**Aim of the task:** Work out the number of lines containing "color". Give that number alone.

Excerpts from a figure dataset
================

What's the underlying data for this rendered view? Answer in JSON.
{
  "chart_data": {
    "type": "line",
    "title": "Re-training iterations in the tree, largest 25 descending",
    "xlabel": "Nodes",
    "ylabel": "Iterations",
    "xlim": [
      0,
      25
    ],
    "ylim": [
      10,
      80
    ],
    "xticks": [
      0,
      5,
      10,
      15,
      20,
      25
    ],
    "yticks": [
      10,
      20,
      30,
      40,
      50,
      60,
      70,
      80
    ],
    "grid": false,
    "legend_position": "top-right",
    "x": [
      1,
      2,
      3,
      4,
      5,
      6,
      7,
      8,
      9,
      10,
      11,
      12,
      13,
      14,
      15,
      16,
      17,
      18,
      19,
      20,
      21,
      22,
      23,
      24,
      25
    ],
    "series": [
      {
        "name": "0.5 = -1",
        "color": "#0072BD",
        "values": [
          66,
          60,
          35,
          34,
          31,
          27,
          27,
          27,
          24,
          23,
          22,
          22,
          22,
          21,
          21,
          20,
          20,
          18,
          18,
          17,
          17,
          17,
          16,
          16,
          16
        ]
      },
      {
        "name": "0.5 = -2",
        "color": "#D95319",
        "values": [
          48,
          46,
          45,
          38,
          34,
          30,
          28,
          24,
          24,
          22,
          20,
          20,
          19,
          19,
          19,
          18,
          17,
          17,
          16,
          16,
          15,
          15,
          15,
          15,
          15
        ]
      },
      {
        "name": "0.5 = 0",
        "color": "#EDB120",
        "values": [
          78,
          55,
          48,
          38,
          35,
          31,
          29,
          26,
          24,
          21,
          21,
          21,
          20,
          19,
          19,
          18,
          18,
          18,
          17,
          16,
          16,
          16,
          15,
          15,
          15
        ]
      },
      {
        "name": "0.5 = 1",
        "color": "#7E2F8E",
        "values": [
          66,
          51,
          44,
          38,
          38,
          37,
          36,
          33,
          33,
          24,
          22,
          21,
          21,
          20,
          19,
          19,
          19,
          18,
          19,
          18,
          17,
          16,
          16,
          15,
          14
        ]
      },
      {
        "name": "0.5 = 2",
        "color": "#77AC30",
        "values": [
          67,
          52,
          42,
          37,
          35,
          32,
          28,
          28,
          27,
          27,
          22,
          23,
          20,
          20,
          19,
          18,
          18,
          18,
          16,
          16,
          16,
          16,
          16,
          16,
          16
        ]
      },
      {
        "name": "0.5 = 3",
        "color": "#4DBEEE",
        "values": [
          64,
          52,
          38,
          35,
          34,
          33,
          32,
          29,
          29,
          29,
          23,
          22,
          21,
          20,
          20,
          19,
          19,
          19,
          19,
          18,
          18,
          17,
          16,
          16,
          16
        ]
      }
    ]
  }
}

================

**Response for this exercise:** 6